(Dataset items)
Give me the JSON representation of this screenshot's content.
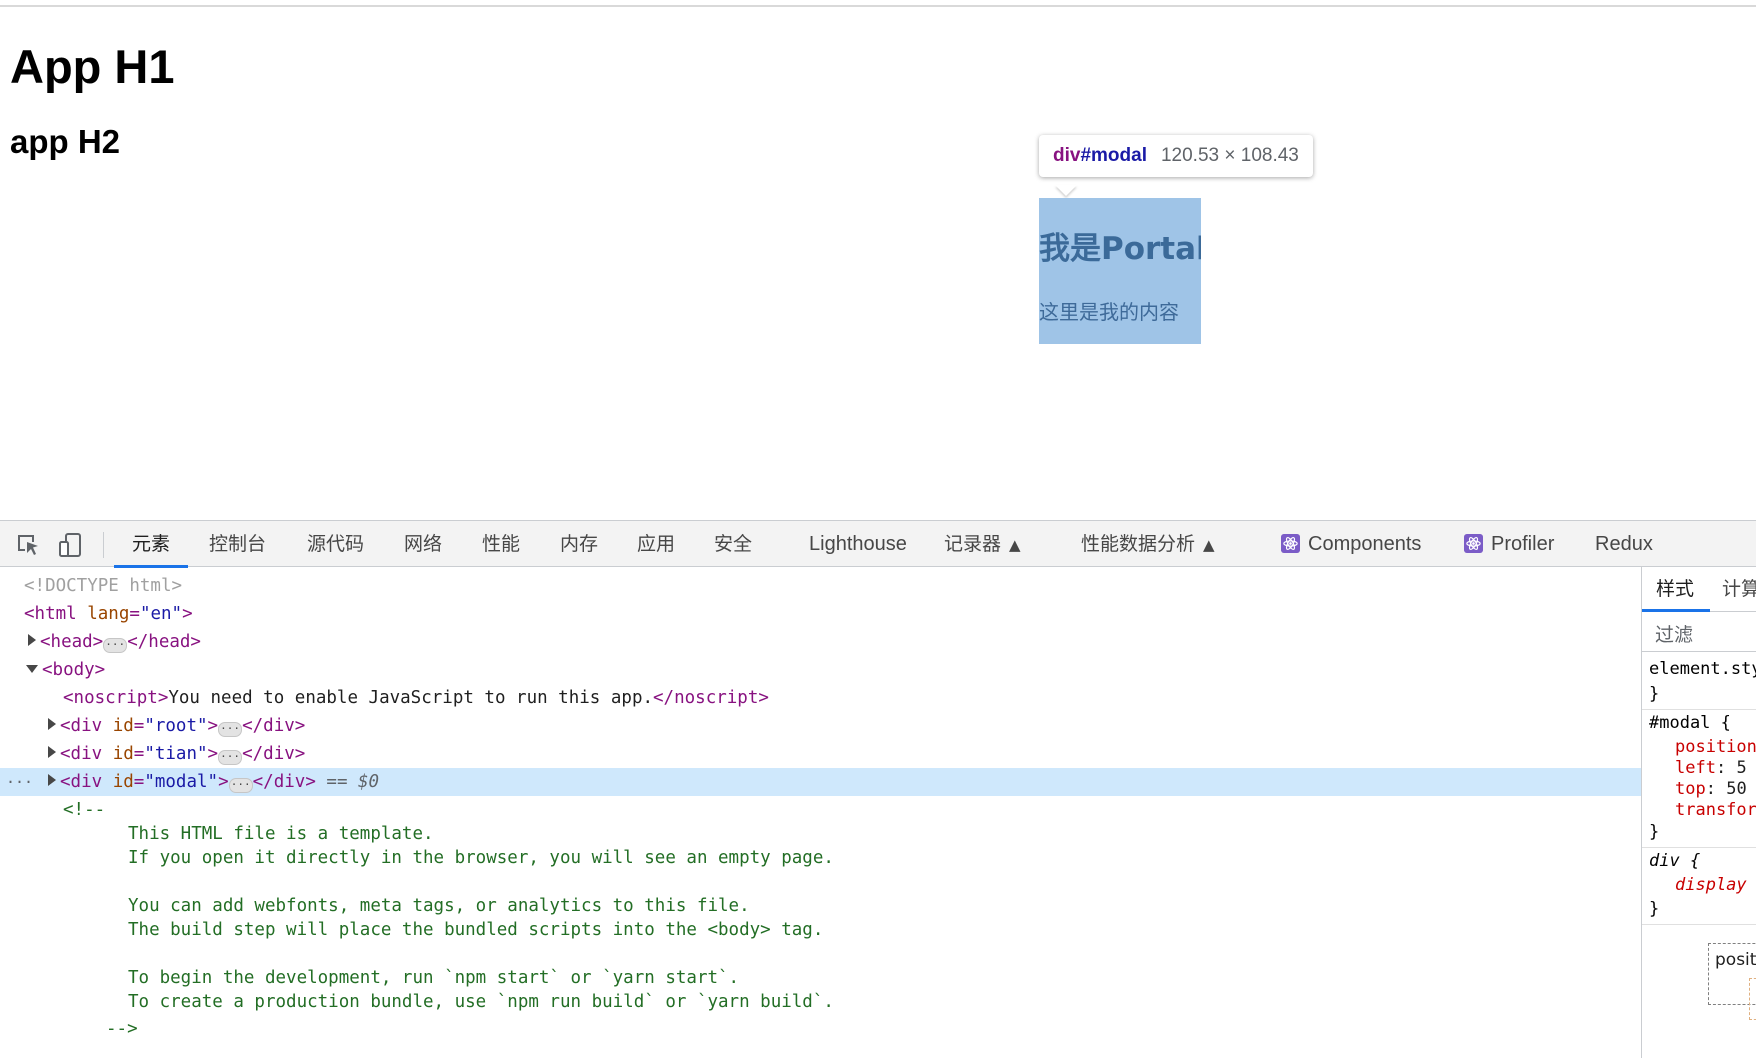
{
  "page": {
    "h1": "App H1",
    "h2": "app H2",
    "modal": {
      "title": "我是Portal",
      "content": "这里是我的内容"
    },
    "tooltip": {
      "selector_tag": "div",
      "selector_id": "#modal",
      "dimensions": "120.53 × 108.43"
    }
  },
  "devtools": {
    "toolbar_icons": [
      "inspect-element-icon",
      "device-toolbar-icon"
    ],
    "tabs": [
      "元素",
      "控制台",
      "源代码",
      "网络",
      "性能",
      "内存",
      "应用",
      "安全",
      "Lighthouse",
      "记录器",
      "性能数据分析",
      "Components",
      "Profiler",
      "Redux"
    ],
    "active_tab": "元素",
    "experimental_icon": "flask-icon",
    "react_icon": "react-atom-icon",
    "tree": {
      "doctype": "<!DOCTYPE html>",
      "html_open": "<html",
      "html_attr": "lang",
      "html_val": "\"en\"",
      "head_open": "<head>",
      "head_close": "</head>",
      "body_open": "<body>",
      "noscript_open": "<noscript>",
      "noscript_text": "You need to enable JavaScript to run this app.",
      "noscript_close": "</noscript>",
      "div_open": "<div",
      "div_close": "</div>",
      "id_attr": "id",
      "root_val": "\"root\"",
      "tian_val": "\"tian\"",
      "modal_val": "\"modal\"",
      "selected_marker": "== $0",
      "gutter_dots": "···",
      "comment_open": "<!--",
      "comment_lines": [
        "This HTML file is a template.",
        "If you open it directly in the browser, you will see an empty page.",
        "",
        "You can add webfonts, meta tags, or analytics to this file.",
        "The build step will place the bundled scripts into the <body> tag.",
        "",
        "To begin the development, run `npm start` or `yarn start`.",
        "To create a production bundle, use `npm run build` or `yarn build`."
      ],
      "comment_close": "-->"
    },
    "styles_panel": {
      "tabs": [
        "样式",
        "计算"
      ],
      "filter_placeholder": "过滤",
      "element_style": "element.style {",
      "close_brace": "}",
      "modal_selector": "#modal {",
      "modal_props": [
        {
          "name": "position",
          "value": ""
        },
        {
          "name": "left",
          "value": "5"
        },
        {
          "name": "top",
          "value": "50"
        },
        {
          "name": "transform",
          "value": ""
        }
      ],
      "div_selector": "div {",
      "div_prop": "display",
      "boxmodel_label": "position"
    }
  }
}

* Problem description: Report back each line of the entries that holds the string "will".

* Complete answer:
        "If you open it directly in the browser, you will see an empty page.",
        "The build step will place the bundled scripts into the <body> tag.",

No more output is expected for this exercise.